**TO DO**
Copy the lines that follow, keeping every character the same.

▼

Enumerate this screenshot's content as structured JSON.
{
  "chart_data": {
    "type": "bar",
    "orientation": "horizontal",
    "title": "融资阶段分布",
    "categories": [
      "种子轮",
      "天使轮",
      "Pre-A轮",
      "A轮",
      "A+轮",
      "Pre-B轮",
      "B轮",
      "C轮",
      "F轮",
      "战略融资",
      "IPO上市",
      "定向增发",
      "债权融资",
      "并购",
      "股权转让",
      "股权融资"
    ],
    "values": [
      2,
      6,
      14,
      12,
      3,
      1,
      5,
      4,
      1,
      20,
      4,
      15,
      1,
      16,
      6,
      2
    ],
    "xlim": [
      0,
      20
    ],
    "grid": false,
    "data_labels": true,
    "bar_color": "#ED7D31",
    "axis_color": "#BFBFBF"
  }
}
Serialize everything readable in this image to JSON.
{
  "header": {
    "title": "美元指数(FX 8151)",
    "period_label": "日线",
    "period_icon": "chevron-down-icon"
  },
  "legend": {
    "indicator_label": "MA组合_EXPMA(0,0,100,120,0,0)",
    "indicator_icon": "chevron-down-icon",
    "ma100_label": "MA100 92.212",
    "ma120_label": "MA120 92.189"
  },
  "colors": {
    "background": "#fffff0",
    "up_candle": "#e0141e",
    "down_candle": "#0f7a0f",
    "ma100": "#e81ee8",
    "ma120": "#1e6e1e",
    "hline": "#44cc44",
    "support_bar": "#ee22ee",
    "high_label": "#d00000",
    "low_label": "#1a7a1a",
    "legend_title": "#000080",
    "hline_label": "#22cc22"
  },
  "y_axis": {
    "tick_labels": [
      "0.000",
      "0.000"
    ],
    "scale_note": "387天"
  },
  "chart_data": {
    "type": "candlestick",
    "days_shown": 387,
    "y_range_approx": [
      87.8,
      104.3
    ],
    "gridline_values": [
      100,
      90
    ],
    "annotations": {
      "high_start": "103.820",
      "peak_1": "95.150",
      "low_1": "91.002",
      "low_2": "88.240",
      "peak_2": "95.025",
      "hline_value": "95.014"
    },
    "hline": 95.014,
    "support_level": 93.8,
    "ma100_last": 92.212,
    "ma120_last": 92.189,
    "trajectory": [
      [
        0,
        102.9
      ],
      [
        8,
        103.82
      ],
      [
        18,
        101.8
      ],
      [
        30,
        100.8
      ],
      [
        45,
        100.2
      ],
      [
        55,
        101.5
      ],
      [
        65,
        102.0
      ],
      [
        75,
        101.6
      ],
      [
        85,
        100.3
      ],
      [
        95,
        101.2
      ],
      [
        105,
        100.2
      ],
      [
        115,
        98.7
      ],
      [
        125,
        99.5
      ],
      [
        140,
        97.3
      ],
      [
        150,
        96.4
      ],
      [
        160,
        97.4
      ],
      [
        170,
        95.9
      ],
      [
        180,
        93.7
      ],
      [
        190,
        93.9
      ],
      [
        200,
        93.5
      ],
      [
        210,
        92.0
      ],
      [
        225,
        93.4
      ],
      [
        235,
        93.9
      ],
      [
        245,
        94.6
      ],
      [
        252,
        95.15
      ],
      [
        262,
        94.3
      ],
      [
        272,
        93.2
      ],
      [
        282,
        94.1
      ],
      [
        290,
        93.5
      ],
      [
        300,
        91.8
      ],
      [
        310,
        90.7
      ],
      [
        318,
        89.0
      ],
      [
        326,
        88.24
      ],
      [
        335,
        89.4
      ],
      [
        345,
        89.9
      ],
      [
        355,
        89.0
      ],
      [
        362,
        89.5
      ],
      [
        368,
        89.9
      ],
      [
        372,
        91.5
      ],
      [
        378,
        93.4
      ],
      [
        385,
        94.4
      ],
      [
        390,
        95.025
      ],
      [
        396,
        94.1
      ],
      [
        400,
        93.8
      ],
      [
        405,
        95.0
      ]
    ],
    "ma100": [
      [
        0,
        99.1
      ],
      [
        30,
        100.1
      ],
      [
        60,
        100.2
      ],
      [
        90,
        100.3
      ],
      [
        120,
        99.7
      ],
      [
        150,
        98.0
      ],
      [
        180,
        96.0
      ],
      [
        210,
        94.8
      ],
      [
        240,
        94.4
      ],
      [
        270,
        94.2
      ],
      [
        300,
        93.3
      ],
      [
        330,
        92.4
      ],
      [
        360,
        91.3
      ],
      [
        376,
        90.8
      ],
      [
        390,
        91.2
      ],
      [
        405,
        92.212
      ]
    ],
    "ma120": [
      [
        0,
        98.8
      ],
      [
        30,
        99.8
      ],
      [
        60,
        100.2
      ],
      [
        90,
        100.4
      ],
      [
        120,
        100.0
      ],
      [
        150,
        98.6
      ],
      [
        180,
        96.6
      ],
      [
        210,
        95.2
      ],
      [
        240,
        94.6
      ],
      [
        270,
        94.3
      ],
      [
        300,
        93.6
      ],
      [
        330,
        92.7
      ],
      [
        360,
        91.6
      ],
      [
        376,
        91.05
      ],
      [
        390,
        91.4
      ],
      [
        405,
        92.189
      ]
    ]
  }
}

▲

**THE SOLUTION**
Enumerate this screenshot's content as structured JSON.
{
  "chart_data": {
    "type": "bar",
    "orientation": "horizontal",
    "title": "融资阶段分布",
    "categories": [
      "种子轮",
      "天使轮",
      "Pre-A轮",
      "A轮",
      "A+轮",
      "Pre-B轮",
      "B轮",
      "C轮",
      "F轮",
      "战略融资",
      "IPO上市",
      "定向增发",
      "债权融资",
      "并购",
      "股权转让",
      "股权融资"
    ],
    "values": [
      2,
      6,
      14,
      12,
      3,
      1,
      5,
      4,
      1,
      20,
      4,
      15,
      1,
      16,
      6,
      2
    ],
    "xlim": [
      0,
      20
    ],
    "grid": false,
    "data_labels": true,
    "bar_color": "#ED7D31",
    "axis_color": "#BFBFBF"
  }
}
Serialize everything readable in this image to JSON.
{
  "header": {
    "title": "美元指数(FX 8151)",
    "period_label": "日线",
    "period_icon": "chevron-down-icon"
  },
  "legend": {
    "indicator_label": "MA组合_EXPMA(0,0,100,120,0,0)",
    "indicator_icon": "chevron-down-icon",
    "ma100_label": "MA100 92.212",
    "ma120_label": "MA120 92.189"
  },
  "colors": {
    "background": "#fffff0",
    "up_candle": "#e0141e",
    "down_candle": "#0f7a0f",
    "ma100": "#e81ee8",
    "ma120": "#1e6e1e",
    "hline": "#44cc44",
    "support_bar": "#ee22ee",
    "high_label": "#d00000",
    "low_label": "#1a7a1a",
    "legend_title": "#000080",
    "hline_label": "#22cc22"
  },
  "y_axis": {
    "tick_labels": [
      "0.000",
      "0.000"
    ],
    "scale_note": "387天"
  },
  "chart_data": {
    "type": "candlestick",
    "days_shown": 387,
    "y_range_approx": [
      87.8,
      104.3
    ],
    "gridline_values": [
      100,
      90
    ],
    "annotations": {
      "high_start": "103.820",
      "peak_1": "95.150",
      "low_1": "91.002",
      "low_2": "88.240",
      "peak_2": "95.025",
      "hline_value": "95.014"
    },
    "hline": 95.014,
    "support_level": 93.8,
    "ma100_last": 92.212,
    "ma120_last": 92.189,
    "trajectory": [
      [
        0,
        102.9
      ],
      [
        8,
        103.82
      ],
      [
        18,
        101.8
      ],
      [
        30,
        100.8
      ],
      [
        45,
        100.2
      ],
      [
        55,
        101.5
      ],
      [
        65,
        102.0
      ],
      [
        75,
        101.6
      ],
      [
        85,
        100.3
      ],
      [
        95,
        101.2
      ],
      [
        105,
        100.2
      ],
      [
        115,
        98.7
      ],
      [
        125,
        99.5
      ],
      [
        140,
        97.3
      ],
      [
        150,
        96.4
      ],
      [
        160,
        97.4
      ],
      [
        170,
        95.9
      ],
      [
        180,
        93.7
      ],
      [
        190,
        93.9
      ],
      [
        200,
        93.5
      ],
      [
        210,
        92.0
      ],
      [
        225,
        93.4
      ],
      [
        235,
        93.9
      ],
      [
        245,
        94.6
      ],
      [
        252,
        95.15
      ],
      [
        262,
        94.3
      ],
      [
        272,
        93.2
      ],
      [
        282,
        94.1
      ],
      [
        290,
        93.5
      ],
      [
        300,
        91.8
      ],
      [
        310,
        90.7
      ],
      [
        318,
        89.0
      ],
      [
        326,
        88.24
      ],
      [
        335,
        89.4
      ],
      [
        345,
        89.9
      ],
      [
        355,
        89.0
      ],
      [
        362,
        89.5
      ],
      [
        368,
        89.9
      ],
      [
        372,
        91.5
      ],
      [
        378,
        93.4
      ],
      [
        385,
        94.4
      ],
      [
        390,
        95.025
      ],
      [
        396,
        94.1
      ],
      [
        400,
        93.8
      ],
      [
        405,
        95.0
      ]
    ],
    "ma100": [
      [
        0,
        99.1
      ],
      [
        30,
        100.1
      ],
      [
        60,
        100.2
      ],
      [
        90,
        100.3
      ],
      [
        120,
        99.7
      ],
      [
        150,
        98.0
      ],
      [
        180,
        96.0
      ],
      [
        210,
        94.8
      ],
      [
        240,
        94.4
      ],
      [
        270,
        94.2
      ],
      [
        300,
        93.3
      ],
      [
        330,
        92.4
      ],
      [
        360,
        91.3
      ],
      [
        376,
        90.8
      ],
      [
        390,
        91.2
      ],
      [
        405,
        92.212
      ]
    ],
    "ma120": [
      [
        0,
        98.8
      ],
      [
        30,
        99.8
      ],
      [
        60,
        100.2
      ],
      [
        90,
        100.4
      ],
      [
        120,
        100.0
      ],
      [
        150,
        98.6
      ],
      [
        180,
        96.6
      ],
      [
        210,
        95.2
      ],
      [
        240,
        94.6
      ],
      [
        270,
        94.3
      ],
      [
        300,
        93.6
      ],
      [
        330,
        92.7
      ],
      [
        360,
        91.6
      ],
      [
        376,
        91.05
      ],
      [
        390,
        91.4
      ],
      [
        405,
        92.189
      ]
    ]
  }
}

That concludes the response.